*Exercise directions*: The records below are to be duplicated exactly as they appear.

*Task material*:
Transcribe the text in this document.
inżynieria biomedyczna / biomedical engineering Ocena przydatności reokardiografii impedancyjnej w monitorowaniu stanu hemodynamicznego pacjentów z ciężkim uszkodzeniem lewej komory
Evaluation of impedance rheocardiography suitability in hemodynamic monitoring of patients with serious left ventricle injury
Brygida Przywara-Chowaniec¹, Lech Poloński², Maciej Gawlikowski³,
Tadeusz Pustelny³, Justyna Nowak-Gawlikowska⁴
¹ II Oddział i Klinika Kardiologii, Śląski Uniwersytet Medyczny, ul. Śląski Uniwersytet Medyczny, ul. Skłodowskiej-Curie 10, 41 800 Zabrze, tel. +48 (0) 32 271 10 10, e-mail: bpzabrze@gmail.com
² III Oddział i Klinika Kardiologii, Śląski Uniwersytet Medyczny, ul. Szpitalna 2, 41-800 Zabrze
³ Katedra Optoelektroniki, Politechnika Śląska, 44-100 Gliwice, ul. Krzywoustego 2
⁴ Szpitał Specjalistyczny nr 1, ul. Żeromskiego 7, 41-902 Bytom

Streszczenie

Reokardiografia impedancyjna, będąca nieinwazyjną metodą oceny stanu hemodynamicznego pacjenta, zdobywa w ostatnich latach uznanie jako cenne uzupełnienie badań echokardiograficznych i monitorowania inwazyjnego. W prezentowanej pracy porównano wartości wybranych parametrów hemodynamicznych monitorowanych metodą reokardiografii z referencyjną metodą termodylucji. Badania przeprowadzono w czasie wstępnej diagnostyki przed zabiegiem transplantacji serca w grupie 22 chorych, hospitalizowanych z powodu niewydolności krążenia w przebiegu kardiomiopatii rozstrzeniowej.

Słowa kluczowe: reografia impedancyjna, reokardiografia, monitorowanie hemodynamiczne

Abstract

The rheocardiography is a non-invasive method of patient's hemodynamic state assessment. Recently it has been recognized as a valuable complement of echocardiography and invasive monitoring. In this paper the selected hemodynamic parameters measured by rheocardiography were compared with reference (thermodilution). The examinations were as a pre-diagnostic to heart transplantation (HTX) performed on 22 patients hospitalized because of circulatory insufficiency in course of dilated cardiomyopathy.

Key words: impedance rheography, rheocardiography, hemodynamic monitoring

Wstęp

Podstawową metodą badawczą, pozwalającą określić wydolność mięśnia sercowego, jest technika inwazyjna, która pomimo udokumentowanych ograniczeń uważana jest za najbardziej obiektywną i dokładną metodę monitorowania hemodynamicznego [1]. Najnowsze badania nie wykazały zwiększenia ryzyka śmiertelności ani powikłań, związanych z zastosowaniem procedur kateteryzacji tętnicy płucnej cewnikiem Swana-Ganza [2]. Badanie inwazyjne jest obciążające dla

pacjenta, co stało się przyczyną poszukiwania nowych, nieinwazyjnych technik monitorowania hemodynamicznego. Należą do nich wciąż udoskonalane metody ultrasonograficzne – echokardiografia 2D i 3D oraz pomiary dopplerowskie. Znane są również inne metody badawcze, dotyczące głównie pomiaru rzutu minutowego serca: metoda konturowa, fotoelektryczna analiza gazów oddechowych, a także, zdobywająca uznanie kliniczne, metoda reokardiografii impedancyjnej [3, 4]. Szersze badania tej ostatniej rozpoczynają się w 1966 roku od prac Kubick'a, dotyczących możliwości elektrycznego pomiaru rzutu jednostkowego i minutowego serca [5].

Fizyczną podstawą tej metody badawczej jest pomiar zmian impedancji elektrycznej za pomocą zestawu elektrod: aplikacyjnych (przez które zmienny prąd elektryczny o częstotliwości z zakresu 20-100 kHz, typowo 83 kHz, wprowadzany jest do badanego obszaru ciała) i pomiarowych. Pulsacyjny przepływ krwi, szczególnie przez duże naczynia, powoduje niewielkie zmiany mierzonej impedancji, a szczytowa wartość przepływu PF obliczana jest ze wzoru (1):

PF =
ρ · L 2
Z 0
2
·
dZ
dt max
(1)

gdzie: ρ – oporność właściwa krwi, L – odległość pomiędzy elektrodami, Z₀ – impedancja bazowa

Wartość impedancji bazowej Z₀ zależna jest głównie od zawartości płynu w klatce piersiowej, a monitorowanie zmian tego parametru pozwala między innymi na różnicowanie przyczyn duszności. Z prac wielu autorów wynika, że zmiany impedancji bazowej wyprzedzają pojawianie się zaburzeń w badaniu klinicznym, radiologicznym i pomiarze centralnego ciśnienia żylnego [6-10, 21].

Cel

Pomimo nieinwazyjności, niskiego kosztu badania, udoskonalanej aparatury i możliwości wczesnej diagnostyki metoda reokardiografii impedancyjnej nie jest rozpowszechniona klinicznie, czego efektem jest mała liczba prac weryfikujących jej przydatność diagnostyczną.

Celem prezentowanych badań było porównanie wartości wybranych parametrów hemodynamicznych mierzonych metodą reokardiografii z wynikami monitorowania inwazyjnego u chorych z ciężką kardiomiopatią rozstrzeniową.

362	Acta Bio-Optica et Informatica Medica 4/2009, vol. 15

*Task output*:
Transcribe the text in this document.
inżynieria biomedyczna / biomedical engineering Ocena przydatności reokardiografii impedancyjnej w monitorowaniu stanu hemodynamicznego pacjentów z ciężkim uszkodzeniem lewej komory
Evaluation of impedance rheocardiography suitability in hemodynamic monitoring of patients with serious left ventricle injury
Brygida Przywara-Chowaniec¹, Lech Poloński², Maciej Gawlikowski³,
Tadeusz Pustelny³, Justyna Nowak-Gawlikowska⁴
¹ II Oddział i Klinika Kardiologii, Śląski Uniwersytet Medyczny, ul. Śląski Uniwersytet Medyczny, ul. Skłodowskiej-Curie 10, 41 800 Zabrze, tel. +48 (0) 32 271 10 10, e-mail: bpzabrze@gmail.com
² III Oddział i Klinika Kardiologii, Śląski Uniwersytet Medyczny, ul. Szpitalna 2, 41-800 Zabrze
³ Katedra Optoelektroniki, Politechnika Śląska, 44-100 Gliwice, ul. Krzywoustego 2
⁴ Szpitał Specjalistyczny nr 1, ul. Żeromskiego 7, 41-902 Bytom

Streszczenie

Reokardiografia impedancyjna, będąca nieinwazyjną metodą oceny stanu hemodynamicznego pacjenta, zdobywa w ostatnich latach uznanie jako cenne uzupełnienie badań echokardiograficznych i monitorowania inwazyjnego. W prezentowanej pracy porównano wartości wybranych parametrów hemodynamicznych monitorowanych metodą reokardiografii z referencyjną metodą termodylucji. Badania przeprowadzono w czasie wstępnej diagnostyki przed zabiegiem transplantacji serca w grupie 22 chorych, hospitalizowanych z powodu niewydolności krążenia w przebiegu kardiomiopatii rozstrzeniowej.

Słowa kluczowe: reografia impedancyjna, reokardiografia, monitorowanie hemodynamiczne

Abstract

The rheocardiography is a non-invasive method of patient's hemodynamic state assessment. Recently it has been recognized as a valuable complement of echocardiography and invasive monitoring. In this paper the selected hemodynamic parameters measured by rheocardiography were compared with reference (thermodilution). The examinations were as a pre-diagnostic to heart transplantation (HTX) performed on 22 patients hospitalized because of circulatory insufficiency in course of dilated cardiomyopathy.

Key words: impedance rheography, rheocardiography, hemodynamic monitoring

Wstęp

Podstawową metodą badawczą, pozwalającą określić wydolność mięśnia sercowego, jest technika inwazyjna, która pomimo udokumentowanych ograniczeń uważana jest za najbardziej obiektywną i dokładną metodę monitorowania hemodynamicznego [1]. Najnowsze badania nie wykazały zwiększenia ryzyka śmiertelności ani powikłań, związanych z zastosowaniem procedur kateteryzacji tętnicy płucnej cewnikiem Swana-Ganza [2]. Badanie inwazyjne jest obciążające dla

pacjenta, co stało się przyczyną poszukiwania nowych, nieinwazyjnych technik monitorowania hemodynamicznego. Należą do nich wciąż udoskonalane metody ultrasonograficzne – echokardiografia 2D i 3D oraz pomiary dopplerowskie. Znane są również inne metody badawcze, dotyczące głównie pomiaru rzutu minutowego serca: metoda konturowa, fotoelektryczna analiza gazów oddechowych, a także, zdobywająca uznanie kliniczne, metoda reokardiografii impedancyjnej [3, 4]. Szersze badania tej ostatniej rozpoczynają się w 1966 roku od prac Kubick'a, dotyczących możliwości elektrycznego pomiaru rzutu jednostkowego i minutowego serca [5].

Fizyczną podstawą tej metody badawczej jest pomiar zmian impedancji elektrycznej za pomocą zestawu elektrod: aplikacyjnych (przez które zmienny prąd elektryczny o częstotliwości z zakresu 20-100 kHz, typowo 83 kHz, wprowadzany jest do badanego obszaru ciała) i pomiarowych. Pulsacyjny przepływ krwi, szczególnie przez duże naczynia, powoduje niewielkie zmiany mierzonej impedancji, a szczytowa wartość przepływu PF obliczana jest ze wzoru (1):

PF =
ρ · L 2
Z 0
2
·
dZ
dt max
(1)

gdzie: ρ – oporność właściwa krwi, L – odległość pomiędzy elektrodami, Z₀ – impedancja bazowa

Wartość impedancji bazowej Z₀ zależna jest głównie od zawartości płynu w klatce piersiowej, a monitorowanie zmian tego parametru pozwala między innymi na różnicowanie przyczyn duszności. Z prac wielu autorów wynika, że zmiany impedancji bazowej wyprzedzają pojawianie się zaburzeń w badaniu klinicznym, radiologicznym i pomiarze centralnego ciśnienia żylnego [6-10, 21].

Cel

Pomimo nieinwazyjności, niskiego kosztu badania, udoskonalanej aparatury i możliwości wczesnej diagnostyki metoda reokardiografii impedancyjnej nie jest rozpowszechniona klinicznie, czego efektem jest mała liczba prac weryfikujących jej przydatność diagnostyczną.

Celem prezentowanych badań było porównanie wartości wybranych parametrów hemodynamicznych mierzonych metodą reokardiografii z wynikami monitorowania inwazyjnego u chorych z ciężką kardiomiopatią rozstrzeniową.

362	Acta Bio-Optica et Informatica Medica 4/2009, vol. 15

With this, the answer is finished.